→ Instructions to follow: Scan the records for the string "values"; copy each line where it occurs.

→ Data rows:

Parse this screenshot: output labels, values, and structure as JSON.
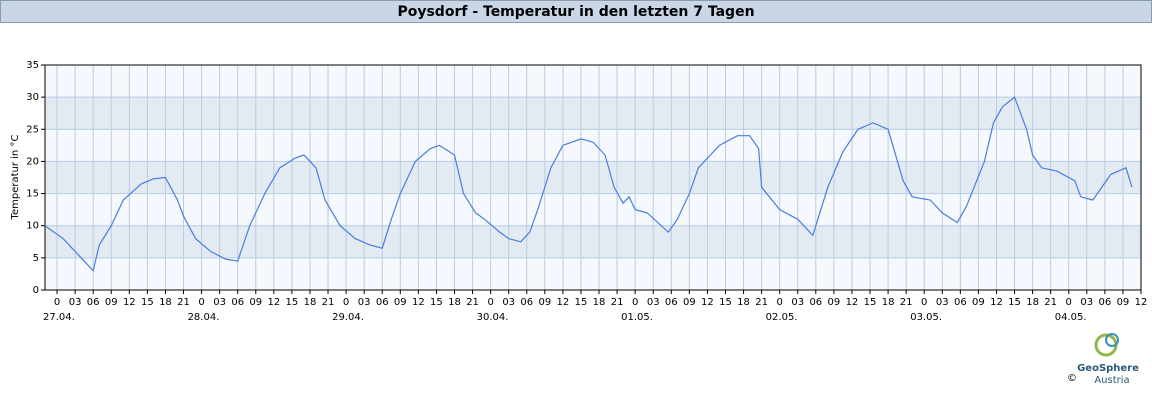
{
  "chart_data": {
    "type": "line",
    "title": "Poysdorf - Temperatur in den letzten 7 Tagen",
    "y_label": "Temperatur in °C",
    "color": "#4a7fdc",
    "grid": true,
    "xlim": [
      -2,
      180
    ],
    "ylim": [
      0,
      35
    ],
    "yticks": [
      0,
      5,
      10,
      15,
      20,
      25,
      30,
      35
    ],
    "xticks": [
      0,
      {
        "value": 3,
        "label": "03"
      },
      {
        "value": 6,
        "label": "06"
      },
      {
        "value": 9,
        "label": "09"
      },
      12,
      15,
      18,
      21,
      {
        "value": 24,
        "label": "0"
      },
      {
        "value": 27,
        "label": "03"
      },
      {
        "value": 30,
        "label": "06"
      },
      {
        "value": 33,
        "label": "09"
      },
      {
        "value": 36,
        "label": "12"
      },
      {
        "value": 39,
        "label": "15"
      },
      {
        "value": 42,
        "label": "18"
      },
      {
        "value": 45,
        "label": "21"
      },
      {
        "value": 48,
        "label": "0"
      },
      {
        "value": 51,
        "label": "03"
      },
      {
        "value": 54,
        "label": "06"
      },
      {
        "value": 57,
        "label": "09"
      },
      {
        "value": 60,
        "label": "12"
      },
      {
        "value": 63,
        "label": "15"
      },
      {
        "value": 66,
        "label": "18"
      },
      {
        "value": 69,
        "label": "21"
      },
      {
        "value": 72,
        "label": "0"
      },
      {
        "value": 75,
        "label": "03"
      },
      {
        "value": 78,
        "label": "06"
      },
      {
        "value": 81,
        "label": "09"
      },
      {
        "value": 84,
        "label": "12"
      },
      {
        "value": 87,
        "label": "15"
      },
      {
        "value": 90,
        "label": "18"
      },
      {
        "value": 93,
        "label": "21"
      },
      {
        "value": 96,
        "label": "0"
      },
      {
        "value": 99,
        "label": "03"
      },
      {
        "value": 102,
        "label": "06"
      },
      {
        "value": 105,
        "label": "09"
      },
      {
        "value": 108,
        "label": "12"
      },
      {
        "value": 111,
        "label": "15"
      },
      {
        "value": 114,
        "label": "18"
      },
      {
        "value": 117,
        "label": "21"
      },
      {
        "value": 120,
        "label": "0"
      },
      {
        "value": 123,
        "label": "03"
      },
      {
        "value": 126,
        "label": "06"
      },
      {
        "value": 129,
        "label": "09"
      },
      {
        "value": 132,
        "label": "12"
      },
      {
        "value": 135,
        "label": "15"
      },
      {
        "value": 138,
        "label": "18"
      },
      {
        "value": 141,
        "label": "21"
      },
      {
        "value": 144,
        "label": "0"
      },
      {
        "value": 147,
        "label": "03"
      },
      {
        "value": 150,
        "label": "06"
      },
      {
        "value": 153,
        "label": "09"
      },
      {
        "value": 156,
        "label": "12"
      },
      {
        "value": 159,
        "label": "15"
      },
      {
        "value": 162,
        "label": "18"
      },
      {
        "value": 165,
        "label": "21"
      },
      {
        "value": 168,
        "label": "0"
      },
      {
        "value": 171,
        "label": "03"
      },
      {
        "value": 174,
        "label": "06"
      },
      {
        "value": 177,
        "label": "09"
      },
      {
        "value": 180,
        "label": "12"
      }
    ],
    "day_labels": [
      {
        "value": 0,
        "label": "27.04."
      },
      {
        "value": 24,
        "label": "28.04."
      },
      {
        "value": 48,
        "label": "29.04."
      },
      {
        "value": 72,
        "label": "30.04."
      },
      {
        "value": 96,
        "label": "01.05."
      },
      {
        "value": 120,
        "label": "02.05."
      },
      {
        "value": 144,
        "label": "03.05."
      },
      {
        "value": 168,
        "label": "04.05."
      }
    ],
    "x": [
      -2,
      1,
      3,
      5,
      6,
      7,
      9,
      11,
      14,
      16,
      18,
      20,
      21,
      23,
      25.5,
      28,
      30,
      32,
      34.5,
      37,
      39.5,
      41,
      43,
      44.5,
      47,
      49.5,
      52,
      54,
      55.5,
      57,
      59.5,
      62,
      63.5,
      66,
      67.5,
      69.5,
      71,
      73.5,
      75,
      77,
      78.5,
      80,
      82,
      84,
      87,
      89,
      91,
      92.5,
      94,
      95,
      96,
      98,
      101.5,
      103,
      105,
      106.5,
      110,
      113,
      115,
      116.5,
      117,
      120,
      123,
      125.5,
      128,
      130.5,
      133,
      135.5,
      138,
      140.5,
      142,
      145,
      147,
      149.5,
      151,
      154,
      155.5,
      157,
      159,
      161,
      162,
      163.5,
      166,
      169,
      170,
      172,
      173.5,
      175,
      177.5,
      178.5
    ],
    "values": [
      10,
      8,
      6,
      4,
      3,
      7,
      10,
      14,
      16.5,
      17.3,
      17.5,
      14,
      11.5,
      8,
      6,
      4.8,
      4.5,
      10,
      15,
      19,
      20.5,
      21,
      19,
      14,
      10,
      8,
      7,
      6.5,
      11,
      15,
      20,
      22,
      22.5,
      21,
      15,
      12,
      11,
      9,
      8,
      7.5,
      9,
      13,
      19,
      22.5,
      23.5,
      23,
      21,
      16,
      13.5,
      14.5,
      12.5,
      12,
      9,
      11,
      15,
      19,
      22.5,
      24,
      24,
      22,
      16,
      12.5,
      11,
      8.5,
      16,
      21.5,
      25,
      26,
      25,
      17,
      14.5,
      14,
      12,
      10.5,
      13,
      20,
      26,
      28.5,
      30,
      25,
      21,
      19,
      18.5,
      17,
      14.5,
      14,
      16,
      18,
      19,
      16
    ]
  },
  "logo": {
    "name": "GeoSphere",
    "sub": "Austria",
    "copyright": "©"
  }
}
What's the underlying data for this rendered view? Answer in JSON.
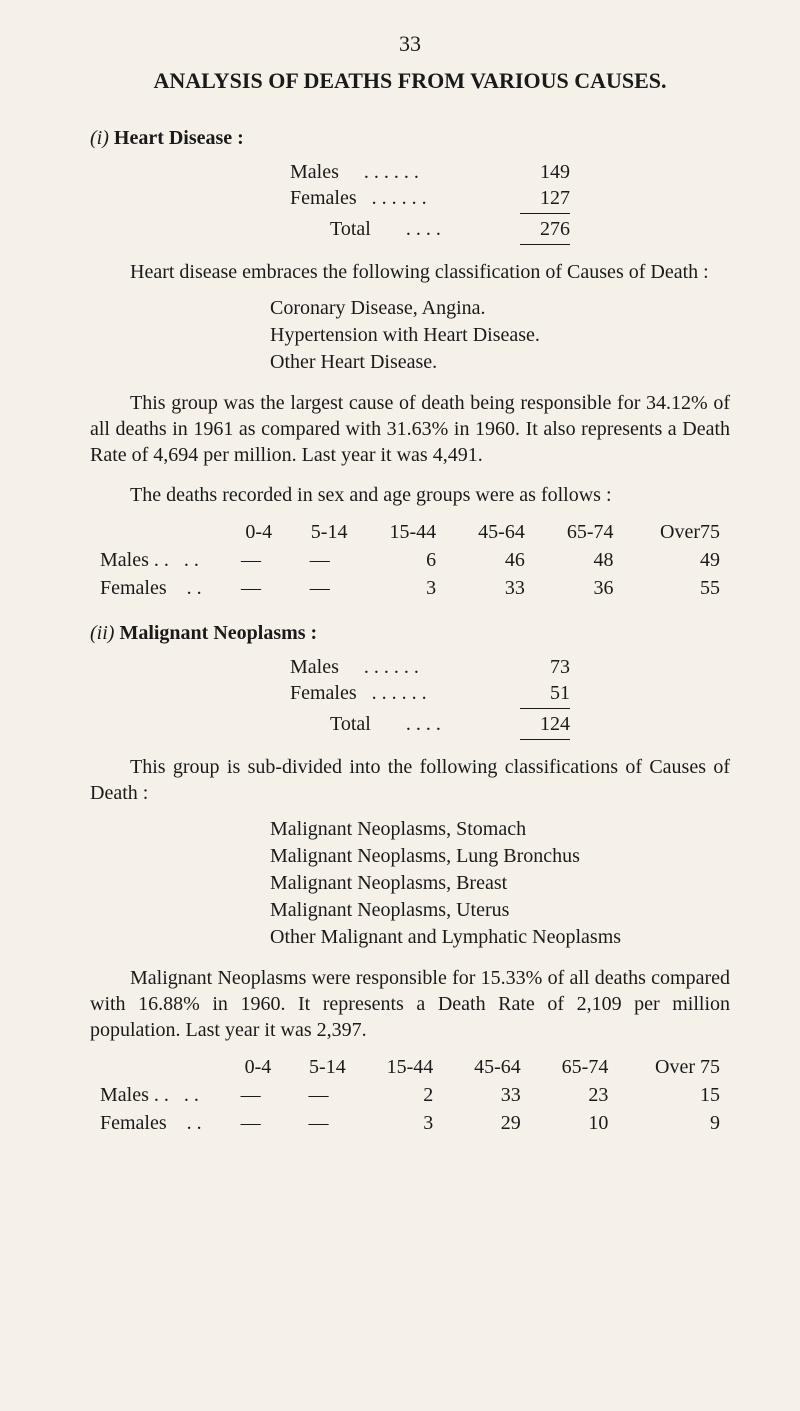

→ Exercise result:
Parse this screenshot: output labels, values, and structure as JSON.
    "values": [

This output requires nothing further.